:: Data records ::

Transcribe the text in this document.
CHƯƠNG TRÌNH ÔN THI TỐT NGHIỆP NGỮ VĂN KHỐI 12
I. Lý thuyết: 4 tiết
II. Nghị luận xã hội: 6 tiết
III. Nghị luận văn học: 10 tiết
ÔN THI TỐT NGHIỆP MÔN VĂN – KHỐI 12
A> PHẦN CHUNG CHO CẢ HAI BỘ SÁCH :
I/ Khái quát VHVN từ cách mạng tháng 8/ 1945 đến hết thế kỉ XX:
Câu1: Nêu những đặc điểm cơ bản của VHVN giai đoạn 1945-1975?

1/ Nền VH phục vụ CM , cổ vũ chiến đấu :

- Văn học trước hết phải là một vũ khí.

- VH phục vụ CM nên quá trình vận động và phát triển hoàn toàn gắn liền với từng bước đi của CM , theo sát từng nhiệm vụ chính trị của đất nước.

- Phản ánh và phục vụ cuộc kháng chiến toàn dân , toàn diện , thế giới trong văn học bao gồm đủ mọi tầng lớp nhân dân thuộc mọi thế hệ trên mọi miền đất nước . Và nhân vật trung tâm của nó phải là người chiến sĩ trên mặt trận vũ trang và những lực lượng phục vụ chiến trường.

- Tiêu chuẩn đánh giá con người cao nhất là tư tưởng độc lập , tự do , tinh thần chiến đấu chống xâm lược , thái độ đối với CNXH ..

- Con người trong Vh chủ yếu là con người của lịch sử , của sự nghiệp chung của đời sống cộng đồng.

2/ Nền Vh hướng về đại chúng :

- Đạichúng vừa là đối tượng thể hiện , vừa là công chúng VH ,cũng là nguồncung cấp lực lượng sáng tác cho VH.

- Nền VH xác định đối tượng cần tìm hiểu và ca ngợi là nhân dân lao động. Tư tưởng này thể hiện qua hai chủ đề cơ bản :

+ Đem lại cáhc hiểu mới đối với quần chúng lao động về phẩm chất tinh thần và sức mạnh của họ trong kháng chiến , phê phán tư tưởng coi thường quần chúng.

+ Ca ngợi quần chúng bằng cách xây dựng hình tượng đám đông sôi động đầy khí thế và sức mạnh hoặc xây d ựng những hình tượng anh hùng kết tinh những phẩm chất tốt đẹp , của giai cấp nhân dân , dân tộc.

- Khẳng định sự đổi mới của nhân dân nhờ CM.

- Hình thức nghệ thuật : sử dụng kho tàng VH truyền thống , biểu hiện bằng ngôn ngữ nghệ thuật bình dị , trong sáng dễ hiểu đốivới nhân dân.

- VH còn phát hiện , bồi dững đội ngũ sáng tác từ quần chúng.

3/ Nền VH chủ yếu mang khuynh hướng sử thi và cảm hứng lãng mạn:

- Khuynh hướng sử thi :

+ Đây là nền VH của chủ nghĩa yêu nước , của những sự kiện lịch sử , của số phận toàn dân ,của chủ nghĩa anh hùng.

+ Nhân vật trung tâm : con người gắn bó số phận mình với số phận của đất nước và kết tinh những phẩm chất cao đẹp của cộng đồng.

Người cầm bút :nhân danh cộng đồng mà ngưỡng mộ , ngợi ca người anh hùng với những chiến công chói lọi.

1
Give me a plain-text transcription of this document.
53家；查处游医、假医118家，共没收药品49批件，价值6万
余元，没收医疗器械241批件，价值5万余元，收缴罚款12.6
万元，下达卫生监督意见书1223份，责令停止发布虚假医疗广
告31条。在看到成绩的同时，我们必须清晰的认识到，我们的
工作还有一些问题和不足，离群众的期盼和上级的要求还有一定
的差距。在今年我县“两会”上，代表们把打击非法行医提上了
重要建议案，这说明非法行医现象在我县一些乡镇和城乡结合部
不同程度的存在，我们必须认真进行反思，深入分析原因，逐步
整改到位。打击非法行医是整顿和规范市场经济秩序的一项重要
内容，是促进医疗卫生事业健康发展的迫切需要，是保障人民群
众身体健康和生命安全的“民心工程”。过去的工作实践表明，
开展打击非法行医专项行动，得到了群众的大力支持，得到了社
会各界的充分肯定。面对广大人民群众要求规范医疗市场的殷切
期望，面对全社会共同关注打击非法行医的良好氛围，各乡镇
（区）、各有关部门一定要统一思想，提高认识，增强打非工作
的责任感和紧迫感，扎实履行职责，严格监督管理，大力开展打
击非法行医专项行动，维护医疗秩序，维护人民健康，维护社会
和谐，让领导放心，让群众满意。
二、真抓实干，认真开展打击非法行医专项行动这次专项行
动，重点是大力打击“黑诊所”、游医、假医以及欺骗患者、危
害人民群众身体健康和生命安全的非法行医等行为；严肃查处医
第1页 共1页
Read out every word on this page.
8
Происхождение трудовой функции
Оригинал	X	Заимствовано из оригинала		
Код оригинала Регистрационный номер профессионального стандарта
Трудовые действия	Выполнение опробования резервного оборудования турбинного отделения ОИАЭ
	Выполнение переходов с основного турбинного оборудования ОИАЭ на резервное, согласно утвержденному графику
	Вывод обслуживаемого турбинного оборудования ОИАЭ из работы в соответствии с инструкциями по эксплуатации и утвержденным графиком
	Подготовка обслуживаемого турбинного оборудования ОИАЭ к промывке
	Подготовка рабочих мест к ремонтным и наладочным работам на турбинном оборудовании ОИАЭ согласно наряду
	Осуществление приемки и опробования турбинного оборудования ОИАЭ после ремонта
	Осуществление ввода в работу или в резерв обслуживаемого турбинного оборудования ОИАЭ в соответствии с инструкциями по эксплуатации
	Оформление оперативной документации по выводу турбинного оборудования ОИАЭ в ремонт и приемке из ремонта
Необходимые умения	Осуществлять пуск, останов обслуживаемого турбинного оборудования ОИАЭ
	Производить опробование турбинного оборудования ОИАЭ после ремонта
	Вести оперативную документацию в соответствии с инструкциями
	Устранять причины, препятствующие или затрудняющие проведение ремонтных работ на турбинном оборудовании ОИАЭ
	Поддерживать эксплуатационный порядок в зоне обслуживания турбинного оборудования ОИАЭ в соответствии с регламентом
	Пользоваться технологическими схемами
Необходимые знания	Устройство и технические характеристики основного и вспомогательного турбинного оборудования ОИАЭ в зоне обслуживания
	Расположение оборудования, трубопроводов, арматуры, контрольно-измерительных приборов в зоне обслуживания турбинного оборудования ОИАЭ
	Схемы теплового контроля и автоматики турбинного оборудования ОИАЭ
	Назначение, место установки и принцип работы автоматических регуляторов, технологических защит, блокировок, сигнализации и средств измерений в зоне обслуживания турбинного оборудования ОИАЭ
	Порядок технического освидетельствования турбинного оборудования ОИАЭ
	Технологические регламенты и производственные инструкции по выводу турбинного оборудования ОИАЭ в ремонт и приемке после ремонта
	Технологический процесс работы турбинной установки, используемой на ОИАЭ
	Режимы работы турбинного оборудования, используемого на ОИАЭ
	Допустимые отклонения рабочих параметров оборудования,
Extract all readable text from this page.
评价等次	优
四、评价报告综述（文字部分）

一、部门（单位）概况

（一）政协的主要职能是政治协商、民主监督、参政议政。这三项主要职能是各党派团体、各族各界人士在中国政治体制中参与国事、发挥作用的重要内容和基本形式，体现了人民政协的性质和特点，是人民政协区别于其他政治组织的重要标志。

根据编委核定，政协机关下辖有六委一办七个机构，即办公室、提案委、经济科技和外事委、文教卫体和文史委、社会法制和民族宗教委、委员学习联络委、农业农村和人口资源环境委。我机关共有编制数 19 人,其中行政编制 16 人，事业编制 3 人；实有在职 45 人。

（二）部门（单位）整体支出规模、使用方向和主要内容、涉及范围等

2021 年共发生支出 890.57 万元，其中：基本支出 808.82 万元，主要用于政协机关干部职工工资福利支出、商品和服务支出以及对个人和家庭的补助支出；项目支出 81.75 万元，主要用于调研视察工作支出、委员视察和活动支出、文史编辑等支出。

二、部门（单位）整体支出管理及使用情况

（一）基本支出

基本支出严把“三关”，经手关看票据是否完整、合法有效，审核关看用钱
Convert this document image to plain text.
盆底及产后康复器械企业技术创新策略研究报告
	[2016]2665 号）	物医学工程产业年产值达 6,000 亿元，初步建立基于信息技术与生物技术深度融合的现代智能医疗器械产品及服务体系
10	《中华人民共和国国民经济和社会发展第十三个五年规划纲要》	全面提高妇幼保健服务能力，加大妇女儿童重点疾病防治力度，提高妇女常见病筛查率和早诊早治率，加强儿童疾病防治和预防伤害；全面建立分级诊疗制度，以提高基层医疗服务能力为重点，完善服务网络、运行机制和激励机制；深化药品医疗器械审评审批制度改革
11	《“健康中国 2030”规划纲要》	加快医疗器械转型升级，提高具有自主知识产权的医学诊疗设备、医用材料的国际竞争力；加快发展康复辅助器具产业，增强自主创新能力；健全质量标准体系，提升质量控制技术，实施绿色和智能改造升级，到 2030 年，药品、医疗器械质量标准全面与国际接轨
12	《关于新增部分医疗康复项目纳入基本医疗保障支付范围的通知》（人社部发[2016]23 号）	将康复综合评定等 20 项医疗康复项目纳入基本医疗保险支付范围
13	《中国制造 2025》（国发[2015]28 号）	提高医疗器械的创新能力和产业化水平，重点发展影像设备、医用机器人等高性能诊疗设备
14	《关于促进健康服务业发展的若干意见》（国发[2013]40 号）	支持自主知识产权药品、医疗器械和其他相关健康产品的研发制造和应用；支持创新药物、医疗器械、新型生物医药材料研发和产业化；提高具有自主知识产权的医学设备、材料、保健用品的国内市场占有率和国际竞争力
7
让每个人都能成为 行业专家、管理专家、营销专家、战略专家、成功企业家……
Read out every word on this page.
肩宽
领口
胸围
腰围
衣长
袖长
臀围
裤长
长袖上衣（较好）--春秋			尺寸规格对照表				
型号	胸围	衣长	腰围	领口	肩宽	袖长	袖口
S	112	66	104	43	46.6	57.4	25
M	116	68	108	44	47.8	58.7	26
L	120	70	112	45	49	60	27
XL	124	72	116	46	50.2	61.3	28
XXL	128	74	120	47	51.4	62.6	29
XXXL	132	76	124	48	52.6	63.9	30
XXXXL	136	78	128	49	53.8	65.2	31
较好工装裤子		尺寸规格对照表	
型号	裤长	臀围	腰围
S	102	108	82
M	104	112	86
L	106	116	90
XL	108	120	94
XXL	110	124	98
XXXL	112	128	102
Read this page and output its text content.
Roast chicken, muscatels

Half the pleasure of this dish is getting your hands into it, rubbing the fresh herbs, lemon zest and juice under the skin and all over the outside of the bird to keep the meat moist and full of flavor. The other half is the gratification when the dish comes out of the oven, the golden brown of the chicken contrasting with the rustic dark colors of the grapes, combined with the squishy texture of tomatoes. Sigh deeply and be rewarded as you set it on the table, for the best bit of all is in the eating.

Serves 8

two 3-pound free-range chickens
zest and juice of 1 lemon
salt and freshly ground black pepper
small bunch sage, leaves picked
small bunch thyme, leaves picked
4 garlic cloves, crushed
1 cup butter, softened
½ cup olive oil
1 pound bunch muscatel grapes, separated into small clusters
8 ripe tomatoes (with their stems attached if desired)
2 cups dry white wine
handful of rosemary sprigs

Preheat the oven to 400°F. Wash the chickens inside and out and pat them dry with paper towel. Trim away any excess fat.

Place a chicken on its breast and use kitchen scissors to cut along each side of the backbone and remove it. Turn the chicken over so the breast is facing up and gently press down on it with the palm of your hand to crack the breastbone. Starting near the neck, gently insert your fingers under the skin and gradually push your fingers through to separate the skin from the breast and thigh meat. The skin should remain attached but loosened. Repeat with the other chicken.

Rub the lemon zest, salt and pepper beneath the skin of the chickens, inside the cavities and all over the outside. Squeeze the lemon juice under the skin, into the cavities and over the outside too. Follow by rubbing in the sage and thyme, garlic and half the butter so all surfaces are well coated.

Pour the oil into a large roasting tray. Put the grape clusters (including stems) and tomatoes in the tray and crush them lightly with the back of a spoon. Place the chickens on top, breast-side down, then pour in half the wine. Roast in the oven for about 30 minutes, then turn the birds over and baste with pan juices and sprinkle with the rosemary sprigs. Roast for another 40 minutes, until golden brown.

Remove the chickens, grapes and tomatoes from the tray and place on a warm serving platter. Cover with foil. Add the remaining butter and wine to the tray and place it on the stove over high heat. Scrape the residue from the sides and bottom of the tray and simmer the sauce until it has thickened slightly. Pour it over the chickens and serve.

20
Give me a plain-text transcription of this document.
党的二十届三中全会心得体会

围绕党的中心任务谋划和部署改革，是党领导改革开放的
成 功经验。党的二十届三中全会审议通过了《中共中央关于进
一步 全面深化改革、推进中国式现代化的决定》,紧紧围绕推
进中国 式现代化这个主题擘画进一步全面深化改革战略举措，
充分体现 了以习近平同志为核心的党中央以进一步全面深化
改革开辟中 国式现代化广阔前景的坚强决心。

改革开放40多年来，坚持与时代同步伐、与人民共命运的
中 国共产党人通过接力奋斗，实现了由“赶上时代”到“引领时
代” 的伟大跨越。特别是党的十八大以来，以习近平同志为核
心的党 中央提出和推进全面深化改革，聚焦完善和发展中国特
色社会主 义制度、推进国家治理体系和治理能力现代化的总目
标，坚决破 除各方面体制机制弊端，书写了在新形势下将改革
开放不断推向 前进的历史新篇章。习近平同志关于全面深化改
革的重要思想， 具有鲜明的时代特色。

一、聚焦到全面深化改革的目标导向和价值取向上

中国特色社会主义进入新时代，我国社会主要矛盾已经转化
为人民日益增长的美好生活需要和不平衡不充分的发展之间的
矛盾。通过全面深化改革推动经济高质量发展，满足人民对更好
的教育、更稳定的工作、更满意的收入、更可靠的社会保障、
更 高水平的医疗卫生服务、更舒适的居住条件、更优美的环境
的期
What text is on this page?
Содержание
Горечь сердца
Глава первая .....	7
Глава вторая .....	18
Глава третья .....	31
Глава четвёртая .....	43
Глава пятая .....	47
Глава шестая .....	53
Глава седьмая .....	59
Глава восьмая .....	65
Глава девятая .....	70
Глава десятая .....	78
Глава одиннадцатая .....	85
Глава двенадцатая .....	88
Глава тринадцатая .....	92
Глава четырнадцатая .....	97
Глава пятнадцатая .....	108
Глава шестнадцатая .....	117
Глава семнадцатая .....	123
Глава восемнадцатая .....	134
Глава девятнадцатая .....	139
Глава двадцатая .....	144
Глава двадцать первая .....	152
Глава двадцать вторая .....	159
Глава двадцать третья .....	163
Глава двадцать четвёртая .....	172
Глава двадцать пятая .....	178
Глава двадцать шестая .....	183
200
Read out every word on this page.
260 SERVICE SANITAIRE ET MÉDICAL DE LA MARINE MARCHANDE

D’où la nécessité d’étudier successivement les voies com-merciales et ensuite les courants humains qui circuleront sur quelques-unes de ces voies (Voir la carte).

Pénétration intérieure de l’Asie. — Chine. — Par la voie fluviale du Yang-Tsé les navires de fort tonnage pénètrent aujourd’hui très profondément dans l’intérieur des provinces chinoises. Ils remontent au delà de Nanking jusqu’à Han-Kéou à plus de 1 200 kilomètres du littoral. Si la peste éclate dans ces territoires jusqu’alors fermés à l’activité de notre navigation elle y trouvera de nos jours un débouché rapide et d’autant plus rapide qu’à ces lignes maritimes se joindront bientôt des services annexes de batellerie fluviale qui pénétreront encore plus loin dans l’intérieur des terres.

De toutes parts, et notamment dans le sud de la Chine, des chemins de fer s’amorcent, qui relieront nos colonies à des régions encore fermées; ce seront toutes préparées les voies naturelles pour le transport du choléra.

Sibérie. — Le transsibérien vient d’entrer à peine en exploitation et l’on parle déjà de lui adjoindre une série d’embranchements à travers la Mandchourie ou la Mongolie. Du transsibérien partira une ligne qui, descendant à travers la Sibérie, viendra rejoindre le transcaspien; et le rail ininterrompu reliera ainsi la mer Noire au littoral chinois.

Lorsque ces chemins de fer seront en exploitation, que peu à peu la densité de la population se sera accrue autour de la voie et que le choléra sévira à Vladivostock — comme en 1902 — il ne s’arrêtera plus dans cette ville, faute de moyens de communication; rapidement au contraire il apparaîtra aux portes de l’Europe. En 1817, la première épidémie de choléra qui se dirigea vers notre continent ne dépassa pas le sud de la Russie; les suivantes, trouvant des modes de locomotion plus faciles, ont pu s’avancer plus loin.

:::

## Task goal
Establish how many lines of the material above hold the word "Осуществление". Nothing but the count should be returned.

## Task solution
2